Dataset records:
·····
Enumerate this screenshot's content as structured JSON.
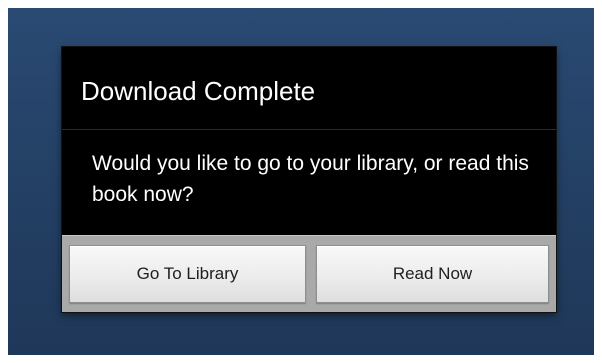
{
  "dialog": {
    "title": "Download Complete",
    "message": "Would you like to go to your library, or read this book now?",
    "buttons": {
      "library": "Go To Library",
      "read": "Read Now"
    }
  }
}
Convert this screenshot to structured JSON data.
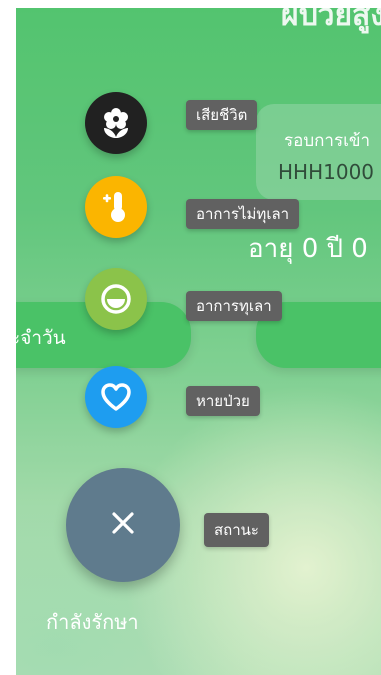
{
  "background": {
    "title": "ผ้ป่วยสูง",
    "card_label": "รอบการเข้า",
    "card_id": "HHH1000",
    "age_text": "อายุ 0 ปี 0",
    "left_pill_label": "ะจำวัน"
  },
  "speed_dial": {
    "actions": [
      {
        "label": "เสียชีวิต",
        "icon": "flower-icon",
        "color": "#212121"
      },
      {
        "label": "อาการไม่ทุเลา",
        "icon": "thermometer-plus-icon",
        "color": "#fbb500"
      },
      {
        "label": "อาการทุเลา",
        "icon": "half-circle-icon",
        "color": "#8bc34a"
      },
      {
        "label": "หายป่วย",
        "icon": "heart-outline-icon",
        "color": "#1e9df0"
      }
    ],
    "main": {
      "label": "สถานะ",
      "icon": "close-icon",
      "color": "#5f7b8d"
    },
    "current_status": "กำลังรักษา"
  }
}
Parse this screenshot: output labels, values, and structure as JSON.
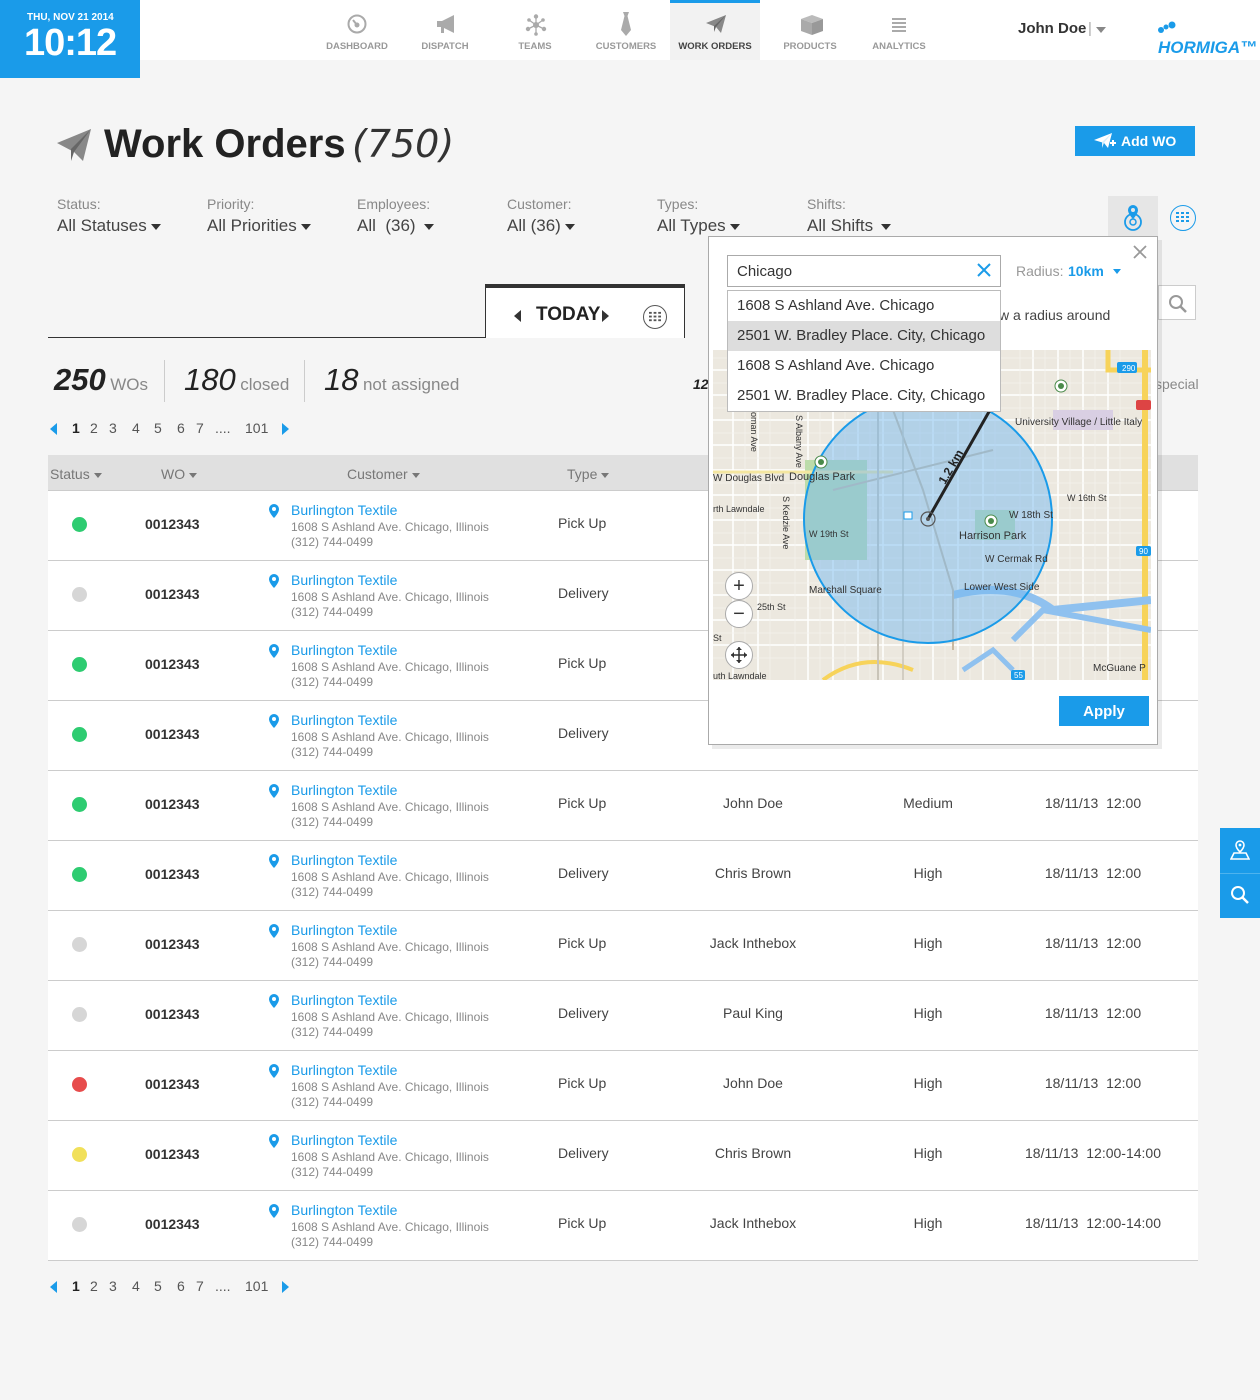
·····
--- To be done ---
Go through the listing above and quote it exactly, apart from its images.

--- Result ---
Enumerate this screenshot's content as structured JSON.
{
  "dialog": {
    "title": "Download Complete",
    "message": "Would you like to go to your library, or read this book now?",
    "buttons": {
      "library": "Go To Library",
      "read": "Read Now"
    }
  }
}
Convert this screenshot to structured JSON data.
{
  "background": {
    "title": "ผ้ป่วยสูง",
    "card_label": "รอบการเข้า",
    "card_id": "HHH1000",
    "age_text": "อายุ 0 ปี 0",
    "left_pill_label": "ะจำวัน"
  },
  "speed_dial": {
    "actions": [
      {
        "label": "เสียชีวิต",
        "icon": "flower-icon",
        "color": "#212121"
      },
      {
        "label": "อาการไม่ทุเลา",
        "icon": "thermometer-plus-icon",
        "color": "#fbb500"
      },
      {
        "label": "อาการทุเลา",
        "icon": "half-circle-icon",
        "color": "#8bc34a"
      },
      {
        "label": "หายป่วย",
        "icon": "heart-outline-icon",
        "color": "#1e9df0"
      }
    ],
    "main": {
      "label": "สถานะ",
      "icon": "close-icon",
      "color": "#5f7b8d"
    },
    "current_status": "กำลังรักษา"
  }
}
Parse this screenshot: output labels, values, and structure as JSON.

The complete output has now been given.